**Excerpted text**
***

# Torsion Box Core Material?



## Sirnanigans (Apr 3, 2014)

Yes, yes, torsion boxes are EVERYWHERE on the internet. I even found nearly a dozen resources for building them myself. There's still one particularly vague and variable detail though, and that's the material for the core of the box.

I am building a torsion box for a table, probably a 6'x3'6" table. The table is going to be stationary but not fixed, like a dining room table, so I want it to be somewhat lightweight but it's not a priority. My highest priority is price. Building a whole table for less than $250 means pinching pennies, and here's where I want to pinch them.

So I ask this: *What kind of wood should I look for to construct a ~1.5" tall torsion box web on the cheap?* It should be high enough quality to really make an impression and last forever when used as a gaming table.

Thanks for reading, these forums are always extremely helpful.

_EDIT: I should mention that I don't have a table saw to make straight cuts from sheets. I have a crosscut handsaw (and wish I had a rip saw, too) for that job, so cutting plywood or MDF is going to be a major time sink complete with planing and squaring afterwards. I do have a router table and flush cut bits, but the router isn't powerful or expensive enough to trust as a real workhorse._


----------



## PhilBa (Jun 30, 2014)

Well, you are going to need to cut the braces but cross cutting is not that hard on a TS - use a miter gauge, make a cross cut jig or for sheet good just treat it as multiple rips.

MDF will probably not meet your weight requirements. Plywood might but you'll risk splitting the braces without pre-drilling. Frankly, I'd use plywood for the skins and some sort of pine/fir/hemlock for the braces and stringers. 

One other thing 1.5" tall is not going to give you much of a brace height - that's where the strength comes from. I'd look at 2x1 for stringers with 1/2" ply skins for a total of about 2.5".


----------



## Sirnanigans (Apr 3, 2014)

Aha. Sawing jigs may very well work. I hate MDF, so I am glad to hear that it's not the top pick.

Many of the boards I can find where I work are warped, and I don't trust any of them. Perhaps playwood is the way to go, as I am willing to pre-drill and expend gratuitous amounts of glue onto this. 

The 1.5" was the core only, so it should be the same as a 2x1, right? I was thinking 1/4" bottom and possibly top as well (gaming isn't too abusive), for my total of 2".


----------



## Sirnanigans (Apr 3, 2014)

Is pine, fur, or hemlock characteristically straighter, or do 1x2 boards need to be planed flat?

***

**The task**
Reproduce the passage from the torsion box thread word for word, starting at "## PhilBa (Jun" and ending at "as multiple rips.".

**Source material**
***

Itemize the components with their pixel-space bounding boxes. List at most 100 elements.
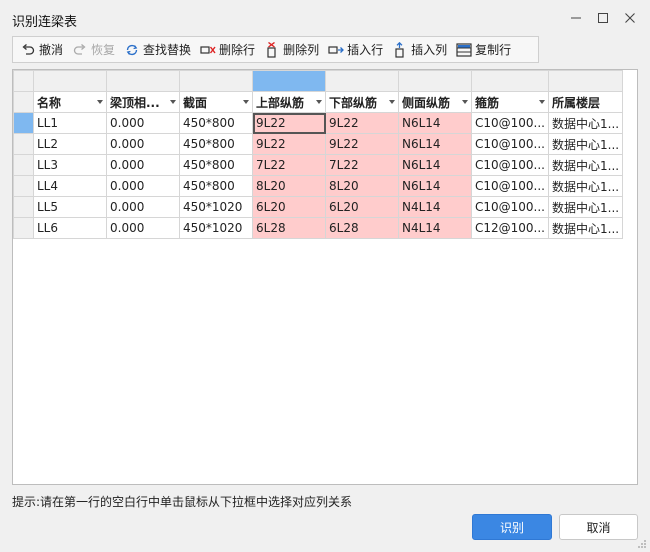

***

**Answer**
## PhilBa (Jun 30, 2014)

Well, you are going to need to cut the braces but cross cutting is not that hard on a TS - use a miter gauge, make a cross cut jig or for sheet good just treat it as multiple rips.